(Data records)

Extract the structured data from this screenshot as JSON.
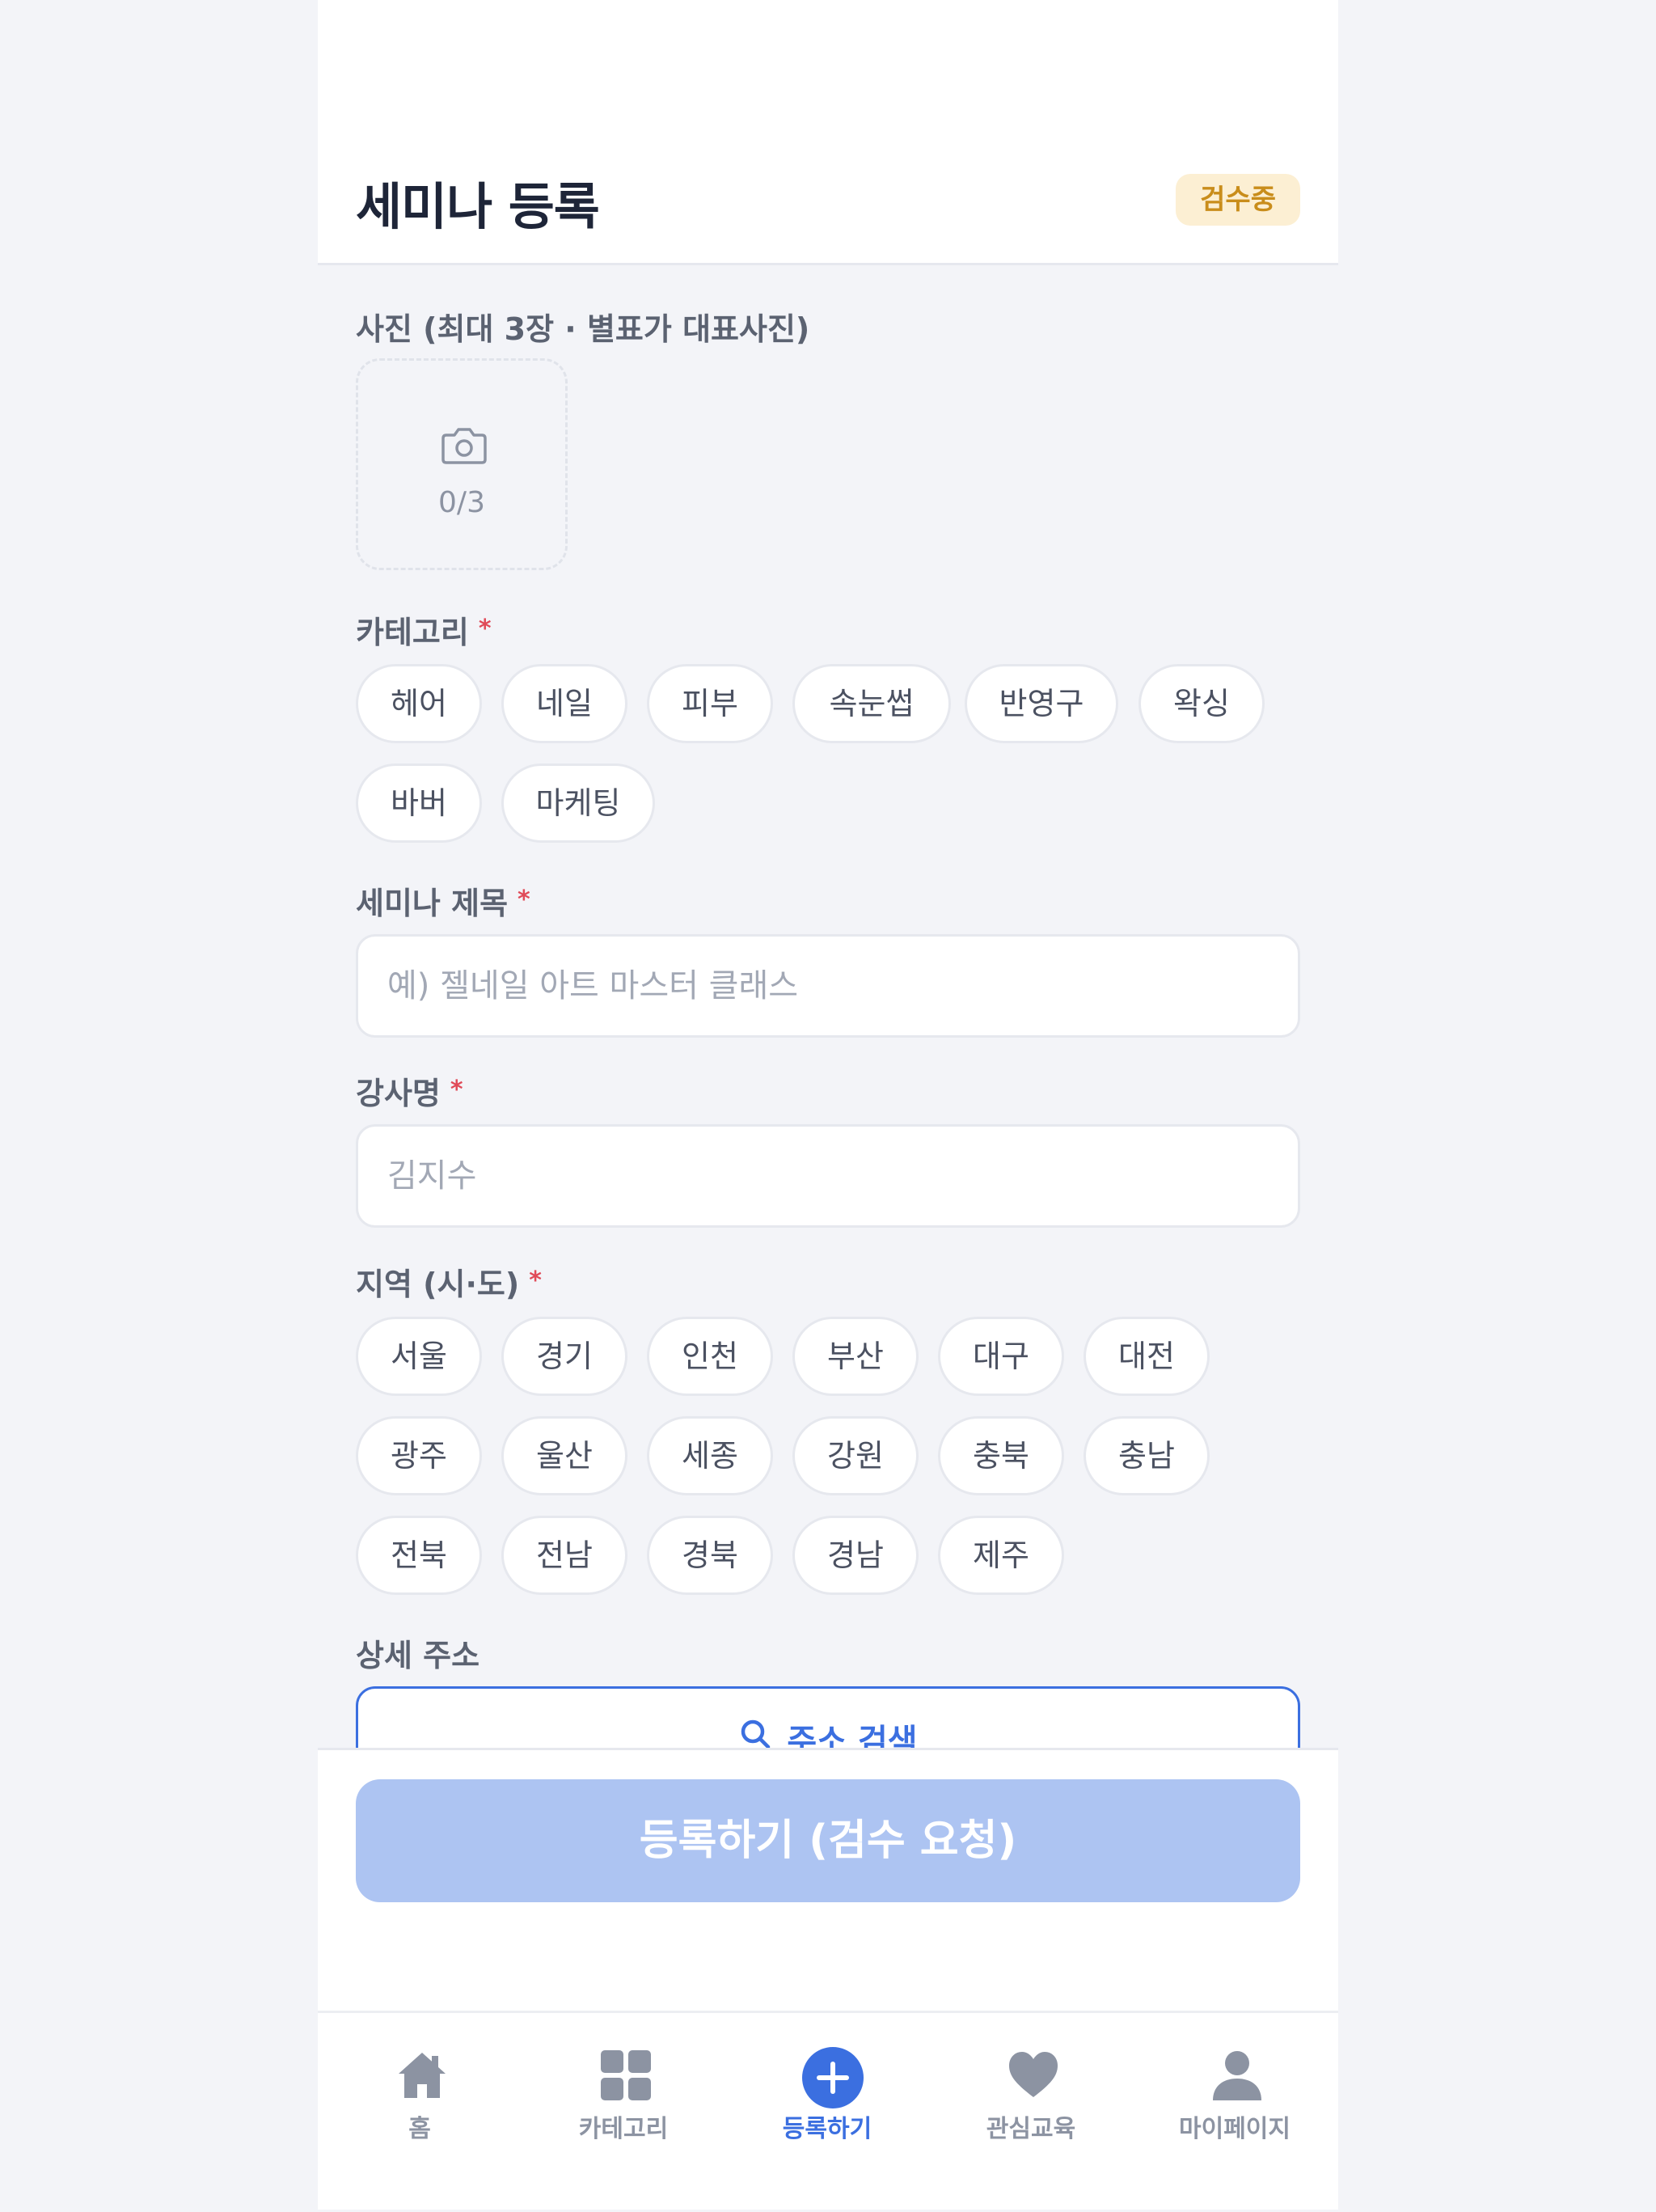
{
  "header": {
    "title": "세미나 등록",
    "status_badge": "검수중"
  },
  "photo": {
    "label": "사진 (최대 3장 · 별표가 대표사진)",
    "count": "0/3",
    "icon": "camera-icon"
  },
  "category": {
    "label": "카테고리",
    "required_mark": "*",
    "options": [
      "헤어",
      "네일",
      "피부",
      "속눈썹",
      "반영구",
      "왁싱",
      "바버",
      "마케팅"
    ]
  },
  "title_field": {
    "label": "세미나 제목",
    "required_mark": "*",
    "value": "",
    "placeholder": "예) 젤네일 아트 마스터 클래스"
  },
  "instructor_field": {
    "label": "강사명",
    "required_mark": "*",
    "value": "",
    "placeholder": "김지수"
  },
  "region": {
    "label": "지역 (시·도)",
    "required_mark": "*",
    "options": [
      "서울",
      "경기",
      "인천",
      "부산",
      "대구",
      "대전",
      "광주",
      "울산",
      "세종",
      "강원",
      "충북",
      "충남",
      "전북",
      "전남",
      "경북",
      "경남",
      "제주"
    ]
  },
  "address": {
    "label": "상세 주소",
    "search_button": "주소 검색",
    "icon": "search-icon"
  },
  "submit": {
    "label": "등록하기 (검수 요청)"
  },
  "tabbar": {
    "items": [
      {
        "label": "홈",
        "icon": "home-icon",
        "active": false
      },
      {
        "label": "카테고리",
        "icon": "grid-icon",
        "active": false
      },
      {
        "label": "등록하기",
        "icon": "plus-circle-icon",
        "active": true
      },
      {
        "label": "관심교육",
        "icon": "heart-icon",
        "active": false
      },
      {
        "label": "마이페이지",
        "icon": "user-icon",
        "active": false
      }
    ]
  },
  "colors": {
    "accent": "#3b6fe0",
    "submit_disabled": "#adc4f2",
    "badge_bg": "#fcefd3",
    "badge_text": "#c98d1b",
    "required": "#e04a58",
    "background": "#f3f4f8"
  }
}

- **Exercise prompt**
Reproduce all of the data exactly, omitting each picture it holds.

- **Result below**
Extract the structured data from this screenshot as JSON.
{
  "header": {
    "title": "세미나 등록",
    "status_badge": "검수중"
  },
  "photo": {
    "label": "사진 (최대 3장 · 별표가 대표사진)",
    "count": "0/3",
    "icon": "camera-icon"
  },
  "category": {
    "label": "카테고리",
    "required_mark": "*",
    "options": [
      "헤어",
      "네일",
      "피부",
      "속눈썹",
      "반영구",
      "왁싱",
      "바버",
      "마케팅"
    ]
  },
  "title_field": {
    "label": "세미나 제목",
    "required_mark": "*",
    "value": "",
    "placeholder": "예) 젤네일 아트 마스터 클래스"
  },
  "instructor_field": {
    "label": "강사명",
    "required_mark": "*",
    "value": "",
    "placeholder": "김지수"
  },
  "region": {
    "label": "지역 (시·도)",
    "required_mark": "*",
    "options": [
      "서울",
      "경기",
      "인천",
      "부산",
      "대구",
      "대전",
      "광주",
      "울산",
      "세종",
      "강원",
      "충북",
      "충남",
      "전북",
      "전남",
      "경북",
      "경남",
      "제주"
    ]
  },
  "address": {
    "label": "상세 주소",
    "search_button": "주소 검색",
    "icon": "search-icon"
  },
  "submit": {
    "label": "등록하기 (검수 요청)"
  },
  "tabbar": {
    "items": [
      {
        "label": "홈",
        "icon": "home-icon",
        "active": false
      },
      {
        "label": "카테고리",
        "icon": "grid-icon",
        "active": false
      },
      {
        "label": "등록하기",
        "icon": "plus-circle-icon",
        "active": true
      },
      {
        "label": "관심교육",
        "icon": "heart-icon",
        "active": false
      },
      {
        "label": "마이페이지",
        "icon": "user-icon",
        "active": false
      }
    ]
  },
  "colors": {
    "accent": "#3b6fe0",
    "submit_disabled": "#adc4f2",
    "badge_bg": "#fcefd3",
    "badge_text": "#c98d1b",
    "required": "#e04a58",
    "background": "#f3f4f8"
  }
}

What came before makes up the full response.